[Dataset entries on figures]
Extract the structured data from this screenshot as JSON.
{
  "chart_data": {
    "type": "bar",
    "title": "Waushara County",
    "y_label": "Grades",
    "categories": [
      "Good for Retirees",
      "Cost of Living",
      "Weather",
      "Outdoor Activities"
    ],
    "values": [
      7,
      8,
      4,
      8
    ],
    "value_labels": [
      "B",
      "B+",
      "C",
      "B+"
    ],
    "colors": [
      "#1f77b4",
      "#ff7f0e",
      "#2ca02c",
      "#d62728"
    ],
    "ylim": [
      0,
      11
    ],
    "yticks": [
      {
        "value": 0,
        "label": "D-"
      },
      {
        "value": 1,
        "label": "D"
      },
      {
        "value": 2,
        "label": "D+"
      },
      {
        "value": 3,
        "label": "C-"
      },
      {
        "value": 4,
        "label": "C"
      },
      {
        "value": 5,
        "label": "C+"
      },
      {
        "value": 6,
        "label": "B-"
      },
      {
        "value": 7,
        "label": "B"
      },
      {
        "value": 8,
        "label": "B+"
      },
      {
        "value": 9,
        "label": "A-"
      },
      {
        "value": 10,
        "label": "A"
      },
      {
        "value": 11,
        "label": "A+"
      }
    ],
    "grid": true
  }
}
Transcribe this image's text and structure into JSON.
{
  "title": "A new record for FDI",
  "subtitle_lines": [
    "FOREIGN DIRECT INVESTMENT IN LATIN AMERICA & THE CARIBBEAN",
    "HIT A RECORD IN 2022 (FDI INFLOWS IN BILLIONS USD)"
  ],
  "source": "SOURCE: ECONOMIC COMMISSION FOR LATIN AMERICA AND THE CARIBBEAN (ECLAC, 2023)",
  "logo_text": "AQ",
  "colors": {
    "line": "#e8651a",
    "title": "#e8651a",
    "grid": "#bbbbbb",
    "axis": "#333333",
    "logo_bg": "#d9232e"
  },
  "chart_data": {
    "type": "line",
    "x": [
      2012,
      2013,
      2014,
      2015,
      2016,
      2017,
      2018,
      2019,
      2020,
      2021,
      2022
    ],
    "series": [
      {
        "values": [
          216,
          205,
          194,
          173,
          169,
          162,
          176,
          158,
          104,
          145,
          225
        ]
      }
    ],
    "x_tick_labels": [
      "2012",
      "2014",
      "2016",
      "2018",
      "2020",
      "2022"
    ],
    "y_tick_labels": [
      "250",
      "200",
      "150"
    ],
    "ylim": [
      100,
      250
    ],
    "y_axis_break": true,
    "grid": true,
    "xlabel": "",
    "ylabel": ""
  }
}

> **GOAL**
From the listing above, copy all lines holding the word "LATIN".

> **RESPONSE FOR THIS EXERCISE**
    "FOREIGN DIRECT INVESTMENT IN LATIN AMERICA & THE CARIBBEAN",
  "source": "SOURCE: ECONOMIC COMMISSION FOR LATIN AMERICA AND THE CARIBBEAN (ECLAC, 2023)",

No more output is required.